-- DIRECTIONS --
Lines holding the string "image" are the ones to copy; find them all in the data.

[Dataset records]
______________________________

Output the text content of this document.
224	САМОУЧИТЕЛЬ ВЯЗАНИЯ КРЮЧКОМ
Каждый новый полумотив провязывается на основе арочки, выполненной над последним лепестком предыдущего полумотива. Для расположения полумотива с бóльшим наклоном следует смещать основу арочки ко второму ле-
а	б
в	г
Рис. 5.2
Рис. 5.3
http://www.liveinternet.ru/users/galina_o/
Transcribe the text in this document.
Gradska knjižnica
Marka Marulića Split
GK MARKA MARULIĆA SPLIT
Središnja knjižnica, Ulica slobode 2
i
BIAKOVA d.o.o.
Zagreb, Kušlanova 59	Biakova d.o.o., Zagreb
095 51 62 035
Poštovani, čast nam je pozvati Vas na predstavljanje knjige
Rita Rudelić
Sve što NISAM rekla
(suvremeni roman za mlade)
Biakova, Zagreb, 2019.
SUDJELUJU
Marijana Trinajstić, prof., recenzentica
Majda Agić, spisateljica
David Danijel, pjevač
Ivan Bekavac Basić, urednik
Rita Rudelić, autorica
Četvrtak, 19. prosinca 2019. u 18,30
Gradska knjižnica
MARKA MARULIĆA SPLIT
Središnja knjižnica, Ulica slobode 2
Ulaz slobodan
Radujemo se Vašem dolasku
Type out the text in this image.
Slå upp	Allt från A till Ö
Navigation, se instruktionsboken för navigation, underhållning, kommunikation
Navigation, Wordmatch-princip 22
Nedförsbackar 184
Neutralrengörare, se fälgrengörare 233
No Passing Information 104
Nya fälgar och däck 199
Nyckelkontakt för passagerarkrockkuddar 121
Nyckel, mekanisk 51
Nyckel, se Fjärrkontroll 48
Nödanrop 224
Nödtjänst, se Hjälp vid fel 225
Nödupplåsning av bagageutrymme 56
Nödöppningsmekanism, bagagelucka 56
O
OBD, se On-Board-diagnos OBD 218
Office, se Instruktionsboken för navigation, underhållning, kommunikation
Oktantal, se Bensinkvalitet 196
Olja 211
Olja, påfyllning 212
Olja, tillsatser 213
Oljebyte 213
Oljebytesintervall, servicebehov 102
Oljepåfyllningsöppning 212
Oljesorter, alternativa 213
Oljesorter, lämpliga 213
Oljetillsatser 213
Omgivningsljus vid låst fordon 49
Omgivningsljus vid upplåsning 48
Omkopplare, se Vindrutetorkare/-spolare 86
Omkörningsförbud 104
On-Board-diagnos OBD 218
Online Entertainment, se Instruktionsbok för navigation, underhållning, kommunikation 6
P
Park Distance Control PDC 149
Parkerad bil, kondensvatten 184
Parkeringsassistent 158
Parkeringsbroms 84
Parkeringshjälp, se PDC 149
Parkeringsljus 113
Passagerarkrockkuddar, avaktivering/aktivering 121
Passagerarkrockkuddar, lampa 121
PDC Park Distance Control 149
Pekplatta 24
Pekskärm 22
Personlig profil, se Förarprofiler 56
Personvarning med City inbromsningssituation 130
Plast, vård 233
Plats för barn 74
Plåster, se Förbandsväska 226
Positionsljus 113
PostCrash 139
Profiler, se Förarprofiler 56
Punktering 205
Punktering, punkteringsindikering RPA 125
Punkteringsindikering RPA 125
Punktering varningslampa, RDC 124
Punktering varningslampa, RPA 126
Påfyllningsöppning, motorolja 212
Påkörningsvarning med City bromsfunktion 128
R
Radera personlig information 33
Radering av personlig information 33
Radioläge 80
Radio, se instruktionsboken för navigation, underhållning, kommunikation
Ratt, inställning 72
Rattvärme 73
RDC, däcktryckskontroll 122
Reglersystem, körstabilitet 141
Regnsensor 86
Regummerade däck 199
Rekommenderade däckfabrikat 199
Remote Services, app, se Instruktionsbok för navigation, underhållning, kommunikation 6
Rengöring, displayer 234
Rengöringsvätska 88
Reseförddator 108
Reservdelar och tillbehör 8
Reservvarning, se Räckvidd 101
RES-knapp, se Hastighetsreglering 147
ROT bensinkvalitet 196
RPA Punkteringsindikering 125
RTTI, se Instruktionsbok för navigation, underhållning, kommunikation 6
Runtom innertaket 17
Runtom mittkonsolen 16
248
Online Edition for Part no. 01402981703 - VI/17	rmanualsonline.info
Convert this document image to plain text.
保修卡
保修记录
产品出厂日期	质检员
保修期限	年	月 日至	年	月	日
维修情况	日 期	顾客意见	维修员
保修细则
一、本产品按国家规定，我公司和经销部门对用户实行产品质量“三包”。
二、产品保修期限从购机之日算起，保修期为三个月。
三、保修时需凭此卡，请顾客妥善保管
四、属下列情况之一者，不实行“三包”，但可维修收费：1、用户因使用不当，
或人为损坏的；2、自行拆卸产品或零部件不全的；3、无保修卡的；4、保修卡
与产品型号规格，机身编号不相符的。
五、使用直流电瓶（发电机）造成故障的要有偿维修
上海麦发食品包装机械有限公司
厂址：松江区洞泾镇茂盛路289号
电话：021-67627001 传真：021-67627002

______________________________

-- RESPONSE BELOW --
Type out the text in this image.
Convert this document image to plain text.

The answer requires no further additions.